Work to do
Quote, without change, all of the lines that follow.

Exercise materials
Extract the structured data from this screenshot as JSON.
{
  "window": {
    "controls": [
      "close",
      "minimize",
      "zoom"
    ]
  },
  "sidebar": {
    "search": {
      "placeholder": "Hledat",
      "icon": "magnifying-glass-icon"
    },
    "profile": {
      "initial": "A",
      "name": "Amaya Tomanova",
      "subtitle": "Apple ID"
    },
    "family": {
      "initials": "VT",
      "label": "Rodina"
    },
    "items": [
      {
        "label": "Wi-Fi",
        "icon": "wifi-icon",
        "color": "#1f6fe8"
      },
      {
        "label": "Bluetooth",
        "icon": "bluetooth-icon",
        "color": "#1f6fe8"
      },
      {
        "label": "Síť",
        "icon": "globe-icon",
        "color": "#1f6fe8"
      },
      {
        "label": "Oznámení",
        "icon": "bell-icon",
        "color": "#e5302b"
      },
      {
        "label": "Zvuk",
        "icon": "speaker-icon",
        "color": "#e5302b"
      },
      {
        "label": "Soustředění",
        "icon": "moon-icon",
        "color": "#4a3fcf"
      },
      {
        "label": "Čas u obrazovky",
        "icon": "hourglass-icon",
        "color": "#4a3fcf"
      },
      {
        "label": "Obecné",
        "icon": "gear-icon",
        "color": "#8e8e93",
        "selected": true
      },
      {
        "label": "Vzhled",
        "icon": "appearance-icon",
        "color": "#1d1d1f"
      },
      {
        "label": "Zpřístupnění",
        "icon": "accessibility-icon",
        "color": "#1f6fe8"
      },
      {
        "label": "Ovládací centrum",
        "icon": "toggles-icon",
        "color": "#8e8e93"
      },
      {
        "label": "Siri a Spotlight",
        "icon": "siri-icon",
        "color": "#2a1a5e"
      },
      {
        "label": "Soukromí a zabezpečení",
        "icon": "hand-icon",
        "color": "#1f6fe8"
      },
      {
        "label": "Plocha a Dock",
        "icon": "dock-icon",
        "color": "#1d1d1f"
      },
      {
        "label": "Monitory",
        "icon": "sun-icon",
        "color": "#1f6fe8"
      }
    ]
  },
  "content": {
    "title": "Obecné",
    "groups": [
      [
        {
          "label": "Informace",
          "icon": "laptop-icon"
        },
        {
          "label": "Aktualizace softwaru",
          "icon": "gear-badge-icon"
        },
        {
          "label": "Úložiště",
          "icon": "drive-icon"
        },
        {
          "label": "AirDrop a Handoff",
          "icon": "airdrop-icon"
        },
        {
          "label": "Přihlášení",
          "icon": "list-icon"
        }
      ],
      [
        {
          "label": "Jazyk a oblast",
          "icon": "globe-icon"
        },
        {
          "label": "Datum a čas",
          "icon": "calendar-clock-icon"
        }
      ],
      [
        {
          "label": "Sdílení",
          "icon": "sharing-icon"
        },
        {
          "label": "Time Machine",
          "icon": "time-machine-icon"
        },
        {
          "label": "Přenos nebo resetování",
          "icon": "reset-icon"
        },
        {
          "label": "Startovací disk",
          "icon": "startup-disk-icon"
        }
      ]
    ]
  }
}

Response to this task
Extract the structured data from this screenshot as JSON.
{
  "window": {
    "controls": [
      "close",
      "minimize",
      "zoom"
    ]
  },
  "sidebar": {
    "search": {
      "placeholder": "Hledat",
      "icon": "magnifying-glass-icon"
    },
    "profile": {
      "initial": "A",
      "name": "Amaya Tomanova",
      "subtitle": "Apple ID"
    },
    "family": {
      "initials": "VT",
      "label": "Rodina"
    },
    "items": [
      {
        "label": "Wi-Fi",
        "icon": "wifi-icon",
        "color": "#1f6fe8"
      },
      {
        "label": "Bluetooth",
        "icon": "bluetooth-icon",
        "color": "#1f6fe8"
      },
      {
        "label": "Síť",
        "icon": "globe-icon",
        "color": "#1f6fe8"
      },
      {
        "label": "Oznámení",
        "icon": "bell-icon",
        "color": "#e5302b"
      },
      {
        "label": "Zvuk",
        "icon": "speaker-icon",
        "color": "#e5302b"
      },
      {
        "label": "Soustředění",
        "icon": "moon-icon",
        "color": "#4a3fcf"
      },
      {
        "label": "Čas u obrazovky",
        "icon": "hourglass-icon",
        "color": "#4a3fcf"
      },
      {
        "label": "Obecné",
        "icon": "gear-icon",
        "color": "#8e8e93",
        "selected": true
      },
      {
        "label": "Vzhled",
        "icon": "appearance-icon",
        "color": "#1d1d1f"
      },
      {
        "label": "Zpřístupnění",
        "icon": "accessibility-icon",
        "color": "#1f6fe8"
      },
      {
        "label": "Ovládací centrum",
        "icon": "toggles-icon",
        "color": "#8e8e93"
      },
      {
        "label": "Siri a Spotlight",
        "icon": "siri-icon",
        "color": "#2a1a5e"
      },
      {
        "label": "Soukromí a zabezpečení",
        "icon": "hand-icon",
        "color": "#1f6fe8"
      },
      {
        "label": "Plocha a Dock",
        "icon": "dock-icon",
        "color": "#1d1d1f"
      },
      {
        "label": "Monitory",
        "icon": "sun-icon",
        "color": "#1f6fe8"
      }
    ]
  },
  "content": {
    "title": "Obecné",
    "groups": [
      [
        {
          "label": "Informace",
          "icon": "laptop-icon"
        },
        {
          "label": "Aktualizace softwaru",
          "icon": "gear-badge-icon"
        },
        {
          "label": "Úložiště",
          "icon": "drive-icon"
        },
        {
          "label": "AirDrop a Handoff",
          "icon": "airdrop-icon"
        },
        {
          "label": "Přihlášení",
          "icon": "list-icon"
        }
      ],
      [
        {
          "label": "Jazyk a oblast",
          "icon": "globe-icon"
        },
        {
          "label": "Datum a čas",
          "icon": "calendar-clock-icon"
        }
      ],
      [
        {
          "label": "Sdílení",
          "icon": "sharing-icon"
        },
        {
          "label": "Time Machine",
          "icon": "time-machine-icon"
        },
        {
          "label": "Přenos nebo resetování",
          "icon": "reset-icon"
        },
        {
          "label": "Startovací disk",
          "icon": "startup-disk-icon"
        }
      ]
    ]
  }
}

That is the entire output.